1.Skp2 mRNA在肝癌组织中的表达：利用qRT-PCR技术检测肝组织中Skp2 mRNA表达水平，检测结果显示肝癌组织中Skp2 mRNA的相对表达量为3.68±1.47，癌旁组织为1.10±0.47，其中肝癌组织中Skp2 mRNA水平明显高于癌旁组织(P<0.05)。

2.siRNA-Skp2沉默HepG2细胞中Skp2的mRNA的表达：qRT-PCR结果显示，空白对照组Skp2mRNA的相对表达量为2.42±0.06，NC- Skp2组为2.40±0.05。siRNA-Skp2组为1.07±0.05。与NC-Skp2组和空白对照组比较，转染siRNA-Skp2后，siRNA-Skp2组的Skp2的mRNA表达明显下调(P<0.05,图1)。

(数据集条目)
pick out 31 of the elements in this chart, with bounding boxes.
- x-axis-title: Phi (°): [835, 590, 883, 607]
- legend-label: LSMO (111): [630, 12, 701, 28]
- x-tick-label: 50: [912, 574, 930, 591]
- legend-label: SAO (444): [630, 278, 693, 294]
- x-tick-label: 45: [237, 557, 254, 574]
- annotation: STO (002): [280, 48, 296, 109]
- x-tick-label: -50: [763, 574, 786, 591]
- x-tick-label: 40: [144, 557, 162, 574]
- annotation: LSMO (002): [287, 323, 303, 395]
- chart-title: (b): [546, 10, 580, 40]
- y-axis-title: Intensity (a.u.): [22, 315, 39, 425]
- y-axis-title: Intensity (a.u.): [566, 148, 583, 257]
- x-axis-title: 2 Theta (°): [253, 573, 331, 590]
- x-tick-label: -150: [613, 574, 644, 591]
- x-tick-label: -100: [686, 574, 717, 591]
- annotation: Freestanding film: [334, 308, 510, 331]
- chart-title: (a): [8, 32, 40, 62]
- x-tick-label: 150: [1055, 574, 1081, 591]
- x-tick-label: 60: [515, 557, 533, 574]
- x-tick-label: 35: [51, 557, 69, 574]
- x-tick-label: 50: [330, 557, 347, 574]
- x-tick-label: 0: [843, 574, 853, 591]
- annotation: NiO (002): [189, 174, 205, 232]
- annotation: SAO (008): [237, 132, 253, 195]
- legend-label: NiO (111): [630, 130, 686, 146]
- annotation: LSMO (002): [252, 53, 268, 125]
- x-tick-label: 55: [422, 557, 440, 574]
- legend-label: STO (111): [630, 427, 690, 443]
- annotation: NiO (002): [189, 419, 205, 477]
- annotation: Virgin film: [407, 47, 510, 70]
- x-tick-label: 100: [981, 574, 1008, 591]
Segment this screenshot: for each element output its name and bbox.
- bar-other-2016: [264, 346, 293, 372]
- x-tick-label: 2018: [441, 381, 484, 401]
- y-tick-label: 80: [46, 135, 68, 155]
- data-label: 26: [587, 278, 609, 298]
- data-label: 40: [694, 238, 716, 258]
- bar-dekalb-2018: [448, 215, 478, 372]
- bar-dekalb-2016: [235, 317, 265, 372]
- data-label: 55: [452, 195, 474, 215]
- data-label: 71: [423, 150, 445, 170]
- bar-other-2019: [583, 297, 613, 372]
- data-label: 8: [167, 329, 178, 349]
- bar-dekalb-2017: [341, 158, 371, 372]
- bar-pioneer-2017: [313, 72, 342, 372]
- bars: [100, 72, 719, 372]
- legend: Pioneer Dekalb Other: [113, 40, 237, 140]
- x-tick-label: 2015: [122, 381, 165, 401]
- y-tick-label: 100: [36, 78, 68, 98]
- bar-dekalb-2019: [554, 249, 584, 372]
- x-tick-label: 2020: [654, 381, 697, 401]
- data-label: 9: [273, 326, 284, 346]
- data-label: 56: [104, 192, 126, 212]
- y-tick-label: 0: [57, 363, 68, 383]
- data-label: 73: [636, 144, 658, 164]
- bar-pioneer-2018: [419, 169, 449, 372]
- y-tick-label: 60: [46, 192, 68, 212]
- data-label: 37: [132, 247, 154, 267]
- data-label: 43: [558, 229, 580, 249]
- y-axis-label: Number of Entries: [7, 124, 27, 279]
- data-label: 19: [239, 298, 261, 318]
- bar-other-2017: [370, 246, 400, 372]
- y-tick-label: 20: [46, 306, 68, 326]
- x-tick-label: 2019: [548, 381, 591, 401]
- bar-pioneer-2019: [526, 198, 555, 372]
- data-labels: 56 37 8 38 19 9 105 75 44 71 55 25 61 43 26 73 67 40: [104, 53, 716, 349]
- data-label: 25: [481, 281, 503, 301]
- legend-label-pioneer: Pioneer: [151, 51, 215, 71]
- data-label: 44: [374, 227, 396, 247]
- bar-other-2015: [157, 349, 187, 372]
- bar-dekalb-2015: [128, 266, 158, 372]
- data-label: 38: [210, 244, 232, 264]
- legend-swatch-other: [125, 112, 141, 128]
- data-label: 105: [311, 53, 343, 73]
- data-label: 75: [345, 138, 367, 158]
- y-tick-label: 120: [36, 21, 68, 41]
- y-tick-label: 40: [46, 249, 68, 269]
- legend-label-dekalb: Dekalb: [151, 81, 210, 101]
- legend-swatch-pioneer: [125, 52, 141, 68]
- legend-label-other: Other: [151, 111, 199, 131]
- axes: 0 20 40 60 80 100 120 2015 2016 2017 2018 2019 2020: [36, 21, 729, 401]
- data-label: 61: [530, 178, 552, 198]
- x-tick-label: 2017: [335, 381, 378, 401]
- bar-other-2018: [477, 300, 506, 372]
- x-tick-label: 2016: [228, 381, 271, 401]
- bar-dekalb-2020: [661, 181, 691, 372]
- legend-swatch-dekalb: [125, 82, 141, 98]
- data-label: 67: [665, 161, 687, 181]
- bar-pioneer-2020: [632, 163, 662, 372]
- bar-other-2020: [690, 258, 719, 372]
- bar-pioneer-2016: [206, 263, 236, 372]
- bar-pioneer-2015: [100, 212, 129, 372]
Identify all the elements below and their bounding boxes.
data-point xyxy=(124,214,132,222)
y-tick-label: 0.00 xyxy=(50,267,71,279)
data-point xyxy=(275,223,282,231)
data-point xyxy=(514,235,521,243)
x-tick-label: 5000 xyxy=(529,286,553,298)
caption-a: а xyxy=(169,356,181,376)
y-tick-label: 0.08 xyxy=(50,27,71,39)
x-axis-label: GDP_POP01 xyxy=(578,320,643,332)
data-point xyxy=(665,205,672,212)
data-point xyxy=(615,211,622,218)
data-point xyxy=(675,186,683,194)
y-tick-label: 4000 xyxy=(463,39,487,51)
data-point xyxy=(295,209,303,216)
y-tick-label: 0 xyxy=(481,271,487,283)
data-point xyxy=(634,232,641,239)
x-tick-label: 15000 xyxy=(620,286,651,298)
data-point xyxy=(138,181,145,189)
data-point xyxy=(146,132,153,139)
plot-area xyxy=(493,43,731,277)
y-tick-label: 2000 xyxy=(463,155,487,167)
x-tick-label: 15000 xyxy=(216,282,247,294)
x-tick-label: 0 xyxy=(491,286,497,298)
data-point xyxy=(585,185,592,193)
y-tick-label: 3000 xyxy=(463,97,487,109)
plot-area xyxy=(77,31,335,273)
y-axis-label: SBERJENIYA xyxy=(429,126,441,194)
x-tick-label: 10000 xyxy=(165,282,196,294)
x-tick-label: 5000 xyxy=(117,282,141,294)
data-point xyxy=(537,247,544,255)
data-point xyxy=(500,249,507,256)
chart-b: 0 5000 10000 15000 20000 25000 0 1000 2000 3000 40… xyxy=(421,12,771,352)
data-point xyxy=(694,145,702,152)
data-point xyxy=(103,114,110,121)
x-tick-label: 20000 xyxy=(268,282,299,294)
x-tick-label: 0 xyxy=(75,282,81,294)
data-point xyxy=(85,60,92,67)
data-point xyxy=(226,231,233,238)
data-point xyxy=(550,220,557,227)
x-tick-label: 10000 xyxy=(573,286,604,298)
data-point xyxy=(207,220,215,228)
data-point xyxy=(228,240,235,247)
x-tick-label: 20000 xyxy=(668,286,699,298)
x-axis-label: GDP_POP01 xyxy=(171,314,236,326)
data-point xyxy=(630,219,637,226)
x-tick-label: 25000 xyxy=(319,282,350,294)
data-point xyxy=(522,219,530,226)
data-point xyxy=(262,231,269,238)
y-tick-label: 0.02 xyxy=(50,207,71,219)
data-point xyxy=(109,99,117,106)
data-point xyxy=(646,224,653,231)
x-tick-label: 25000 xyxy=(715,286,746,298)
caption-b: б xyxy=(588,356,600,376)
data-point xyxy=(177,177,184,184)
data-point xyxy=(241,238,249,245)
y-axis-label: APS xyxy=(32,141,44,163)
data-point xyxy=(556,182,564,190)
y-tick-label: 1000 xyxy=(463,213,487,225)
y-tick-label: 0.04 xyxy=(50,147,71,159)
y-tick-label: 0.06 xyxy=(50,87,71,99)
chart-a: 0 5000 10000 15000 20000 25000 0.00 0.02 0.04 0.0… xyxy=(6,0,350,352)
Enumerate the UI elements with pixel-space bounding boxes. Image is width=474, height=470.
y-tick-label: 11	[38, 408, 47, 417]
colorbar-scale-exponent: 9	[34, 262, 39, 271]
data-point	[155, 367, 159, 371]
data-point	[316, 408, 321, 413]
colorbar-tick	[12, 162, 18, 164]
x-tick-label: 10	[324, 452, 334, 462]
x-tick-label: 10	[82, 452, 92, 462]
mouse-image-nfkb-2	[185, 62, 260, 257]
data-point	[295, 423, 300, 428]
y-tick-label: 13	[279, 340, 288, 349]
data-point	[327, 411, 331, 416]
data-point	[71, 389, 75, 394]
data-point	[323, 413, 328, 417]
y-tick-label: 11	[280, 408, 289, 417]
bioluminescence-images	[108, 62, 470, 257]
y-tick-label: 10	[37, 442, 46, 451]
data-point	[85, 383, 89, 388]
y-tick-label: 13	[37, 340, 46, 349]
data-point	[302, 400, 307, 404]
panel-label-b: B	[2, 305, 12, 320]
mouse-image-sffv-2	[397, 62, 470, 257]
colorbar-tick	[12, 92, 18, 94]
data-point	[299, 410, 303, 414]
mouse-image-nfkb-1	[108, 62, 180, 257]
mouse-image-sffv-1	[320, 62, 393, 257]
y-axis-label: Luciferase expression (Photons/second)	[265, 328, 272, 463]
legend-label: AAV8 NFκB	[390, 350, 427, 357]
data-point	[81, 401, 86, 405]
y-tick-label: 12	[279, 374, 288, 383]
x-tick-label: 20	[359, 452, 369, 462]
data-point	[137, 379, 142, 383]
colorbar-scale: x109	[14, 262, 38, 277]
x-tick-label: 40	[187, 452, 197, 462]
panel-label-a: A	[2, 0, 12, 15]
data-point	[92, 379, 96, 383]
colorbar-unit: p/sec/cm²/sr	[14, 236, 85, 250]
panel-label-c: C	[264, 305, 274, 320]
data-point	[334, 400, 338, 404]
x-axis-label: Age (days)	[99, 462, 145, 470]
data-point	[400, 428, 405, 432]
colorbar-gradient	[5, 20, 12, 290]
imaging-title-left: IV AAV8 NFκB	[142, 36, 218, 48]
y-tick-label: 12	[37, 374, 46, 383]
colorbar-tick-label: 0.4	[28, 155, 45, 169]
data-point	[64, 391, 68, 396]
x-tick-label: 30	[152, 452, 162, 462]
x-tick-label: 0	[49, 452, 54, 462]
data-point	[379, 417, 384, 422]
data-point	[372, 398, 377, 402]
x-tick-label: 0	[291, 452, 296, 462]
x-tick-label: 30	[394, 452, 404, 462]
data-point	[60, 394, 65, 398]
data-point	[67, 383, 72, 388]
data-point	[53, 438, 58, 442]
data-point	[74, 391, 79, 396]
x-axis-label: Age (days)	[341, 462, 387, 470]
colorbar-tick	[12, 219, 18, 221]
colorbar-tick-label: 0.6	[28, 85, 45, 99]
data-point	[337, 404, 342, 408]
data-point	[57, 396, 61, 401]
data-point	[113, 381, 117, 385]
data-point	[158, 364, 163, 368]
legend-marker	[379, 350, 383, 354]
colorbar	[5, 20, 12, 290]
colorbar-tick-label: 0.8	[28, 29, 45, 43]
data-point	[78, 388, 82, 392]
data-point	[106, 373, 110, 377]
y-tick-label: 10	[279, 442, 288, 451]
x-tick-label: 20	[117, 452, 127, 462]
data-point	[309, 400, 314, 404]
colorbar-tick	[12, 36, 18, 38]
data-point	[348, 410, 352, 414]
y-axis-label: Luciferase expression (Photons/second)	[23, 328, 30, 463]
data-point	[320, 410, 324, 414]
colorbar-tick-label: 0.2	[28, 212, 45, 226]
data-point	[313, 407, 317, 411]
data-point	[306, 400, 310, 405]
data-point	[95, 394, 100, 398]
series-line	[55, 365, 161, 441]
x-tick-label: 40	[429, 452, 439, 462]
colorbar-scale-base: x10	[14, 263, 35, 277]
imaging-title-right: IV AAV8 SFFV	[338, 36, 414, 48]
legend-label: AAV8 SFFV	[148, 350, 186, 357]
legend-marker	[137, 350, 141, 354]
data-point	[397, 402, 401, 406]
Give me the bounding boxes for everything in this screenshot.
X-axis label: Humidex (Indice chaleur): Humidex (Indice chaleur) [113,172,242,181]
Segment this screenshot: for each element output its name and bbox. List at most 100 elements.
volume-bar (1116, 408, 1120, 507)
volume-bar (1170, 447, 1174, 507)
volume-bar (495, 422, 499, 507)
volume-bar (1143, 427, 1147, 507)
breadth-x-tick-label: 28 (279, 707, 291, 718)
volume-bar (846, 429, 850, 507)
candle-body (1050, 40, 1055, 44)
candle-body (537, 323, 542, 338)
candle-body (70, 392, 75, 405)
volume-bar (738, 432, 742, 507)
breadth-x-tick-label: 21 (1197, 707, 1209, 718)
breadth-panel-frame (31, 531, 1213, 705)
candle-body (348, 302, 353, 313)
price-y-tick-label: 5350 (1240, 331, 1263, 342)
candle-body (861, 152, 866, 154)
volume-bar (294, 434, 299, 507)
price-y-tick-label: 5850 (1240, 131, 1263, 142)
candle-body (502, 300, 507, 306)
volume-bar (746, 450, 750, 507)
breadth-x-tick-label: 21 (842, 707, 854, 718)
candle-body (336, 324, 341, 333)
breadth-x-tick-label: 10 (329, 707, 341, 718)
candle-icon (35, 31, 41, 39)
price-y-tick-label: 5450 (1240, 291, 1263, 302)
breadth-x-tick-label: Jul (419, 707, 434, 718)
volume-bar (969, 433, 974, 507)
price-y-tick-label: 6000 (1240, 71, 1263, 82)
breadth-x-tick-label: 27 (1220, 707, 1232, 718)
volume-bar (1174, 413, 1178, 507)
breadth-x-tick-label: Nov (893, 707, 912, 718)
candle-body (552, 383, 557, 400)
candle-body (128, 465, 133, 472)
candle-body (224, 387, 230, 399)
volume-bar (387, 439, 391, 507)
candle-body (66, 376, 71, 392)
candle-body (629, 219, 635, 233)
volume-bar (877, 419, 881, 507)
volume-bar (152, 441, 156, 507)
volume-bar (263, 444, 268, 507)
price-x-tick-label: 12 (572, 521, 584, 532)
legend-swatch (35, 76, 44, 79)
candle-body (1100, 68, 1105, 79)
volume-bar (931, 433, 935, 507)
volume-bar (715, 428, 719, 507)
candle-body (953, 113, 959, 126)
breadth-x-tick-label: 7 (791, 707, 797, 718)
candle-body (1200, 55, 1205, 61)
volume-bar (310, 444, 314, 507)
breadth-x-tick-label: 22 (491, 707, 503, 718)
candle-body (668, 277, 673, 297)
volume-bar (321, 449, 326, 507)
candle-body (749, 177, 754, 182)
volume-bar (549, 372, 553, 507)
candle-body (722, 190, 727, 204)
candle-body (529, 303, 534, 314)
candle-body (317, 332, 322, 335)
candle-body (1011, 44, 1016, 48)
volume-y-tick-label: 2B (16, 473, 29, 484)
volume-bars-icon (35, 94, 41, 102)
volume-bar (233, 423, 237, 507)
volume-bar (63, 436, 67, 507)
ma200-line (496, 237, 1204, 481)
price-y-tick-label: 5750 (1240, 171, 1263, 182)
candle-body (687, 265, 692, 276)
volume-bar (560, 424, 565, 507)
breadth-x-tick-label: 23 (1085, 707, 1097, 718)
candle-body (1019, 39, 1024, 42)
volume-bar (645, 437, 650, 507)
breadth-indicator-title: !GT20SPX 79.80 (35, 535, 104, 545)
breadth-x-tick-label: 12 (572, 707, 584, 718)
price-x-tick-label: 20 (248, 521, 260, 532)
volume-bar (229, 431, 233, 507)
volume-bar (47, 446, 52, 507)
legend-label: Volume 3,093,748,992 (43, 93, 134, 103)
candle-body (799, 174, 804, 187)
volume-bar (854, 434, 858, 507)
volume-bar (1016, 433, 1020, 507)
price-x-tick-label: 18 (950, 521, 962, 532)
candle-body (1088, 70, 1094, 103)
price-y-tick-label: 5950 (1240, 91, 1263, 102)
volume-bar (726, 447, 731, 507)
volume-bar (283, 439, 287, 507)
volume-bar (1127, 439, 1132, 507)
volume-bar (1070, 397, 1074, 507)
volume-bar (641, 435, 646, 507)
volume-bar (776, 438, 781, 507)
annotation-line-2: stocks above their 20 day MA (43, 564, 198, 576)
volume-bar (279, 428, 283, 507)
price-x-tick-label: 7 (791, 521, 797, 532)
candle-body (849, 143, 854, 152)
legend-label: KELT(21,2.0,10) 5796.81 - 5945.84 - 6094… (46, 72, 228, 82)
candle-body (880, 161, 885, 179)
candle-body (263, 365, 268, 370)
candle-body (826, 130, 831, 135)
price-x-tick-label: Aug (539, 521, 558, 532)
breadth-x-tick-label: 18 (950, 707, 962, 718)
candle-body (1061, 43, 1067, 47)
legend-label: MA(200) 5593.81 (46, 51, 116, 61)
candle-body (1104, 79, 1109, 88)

**练习任务**
A. 请照原样输出关于Skp2表达的原文摘录中从“2.siRNA-Skp2沉默”到“下调(P<0.05,图1)。”之间的文字，两端这两处也包括在内。
B. 根据关于Skp2表达的原文摘录，癌旁组织中Skp2 mRNA的相对表达量是多少？

**各题答案**
A.
2.siRNA-Skp2沉默HepG2细胞中Skp2的mRNA的表达：qRT-PCR结果显示，空白对照组Skp2mRNA的相对表达量为2.42±0.06，NC- Skp2组为2.40±0.05。siRNA-Skp2组为1.07±0.05。与NC-Skp2组和空白对照组比较，转染siRNA-Skp2后，siRNA-Skp2组的Skp2的mRNA表达明显下调(P<0.05,图1)。

B. 癌旁组织中Skp2 mRNA的相对表达量为1.10±0.47。